Task directions: In the records below, find each line with the word "документ" and copy it.

[Data records]
---

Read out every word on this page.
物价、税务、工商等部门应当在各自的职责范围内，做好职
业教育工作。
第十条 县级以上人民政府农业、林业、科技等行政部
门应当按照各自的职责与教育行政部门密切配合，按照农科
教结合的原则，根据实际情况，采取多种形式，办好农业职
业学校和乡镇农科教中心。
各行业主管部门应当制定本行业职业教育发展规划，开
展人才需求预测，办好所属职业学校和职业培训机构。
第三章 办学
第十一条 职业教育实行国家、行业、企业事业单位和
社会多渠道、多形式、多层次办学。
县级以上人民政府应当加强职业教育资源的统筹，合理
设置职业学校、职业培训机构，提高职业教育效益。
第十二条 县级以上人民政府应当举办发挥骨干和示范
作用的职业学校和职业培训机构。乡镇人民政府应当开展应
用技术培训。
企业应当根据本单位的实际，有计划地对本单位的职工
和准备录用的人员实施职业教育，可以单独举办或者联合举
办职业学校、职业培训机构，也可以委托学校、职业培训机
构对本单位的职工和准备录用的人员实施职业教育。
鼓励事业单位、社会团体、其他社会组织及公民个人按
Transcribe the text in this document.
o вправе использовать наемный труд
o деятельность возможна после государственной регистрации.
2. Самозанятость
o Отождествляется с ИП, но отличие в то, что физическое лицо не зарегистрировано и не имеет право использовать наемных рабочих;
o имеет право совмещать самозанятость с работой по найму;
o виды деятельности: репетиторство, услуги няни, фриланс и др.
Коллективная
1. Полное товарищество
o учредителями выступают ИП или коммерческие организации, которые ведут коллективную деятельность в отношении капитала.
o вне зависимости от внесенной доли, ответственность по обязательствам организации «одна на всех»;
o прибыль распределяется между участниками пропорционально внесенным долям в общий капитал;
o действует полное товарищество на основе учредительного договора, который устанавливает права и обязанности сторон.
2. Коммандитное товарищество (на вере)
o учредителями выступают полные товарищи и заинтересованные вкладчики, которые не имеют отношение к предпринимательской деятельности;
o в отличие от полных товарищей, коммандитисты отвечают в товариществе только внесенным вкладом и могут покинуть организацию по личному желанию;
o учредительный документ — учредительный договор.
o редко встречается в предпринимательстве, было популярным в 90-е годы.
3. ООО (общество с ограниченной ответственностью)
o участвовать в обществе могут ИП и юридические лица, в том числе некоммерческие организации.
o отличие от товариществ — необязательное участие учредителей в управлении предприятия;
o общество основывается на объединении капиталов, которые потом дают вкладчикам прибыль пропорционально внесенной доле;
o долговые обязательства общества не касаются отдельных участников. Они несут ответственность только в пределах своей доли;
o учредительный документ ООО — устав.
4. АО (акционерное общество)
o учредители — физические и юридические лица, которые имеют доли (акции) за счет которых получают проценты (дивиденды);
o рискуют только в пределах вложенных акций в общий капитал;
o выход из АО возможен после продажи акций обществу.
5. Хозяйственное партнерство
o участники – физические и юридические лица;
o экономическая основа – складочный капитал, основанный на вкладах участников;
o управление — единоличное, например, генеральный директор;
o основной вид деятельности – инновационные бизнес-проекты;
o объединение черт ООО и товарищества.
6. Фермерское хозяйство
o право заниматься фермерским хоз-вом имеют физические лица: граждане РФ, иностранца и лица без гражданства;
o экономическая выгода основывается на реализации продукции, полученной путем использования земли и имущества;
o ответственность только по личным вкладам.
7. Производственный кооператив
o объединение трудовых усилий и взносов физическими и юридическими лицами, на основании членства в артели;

---

Written solution:
o учредительный документ — учредительный договор.
o учредительный документ ООО — устав.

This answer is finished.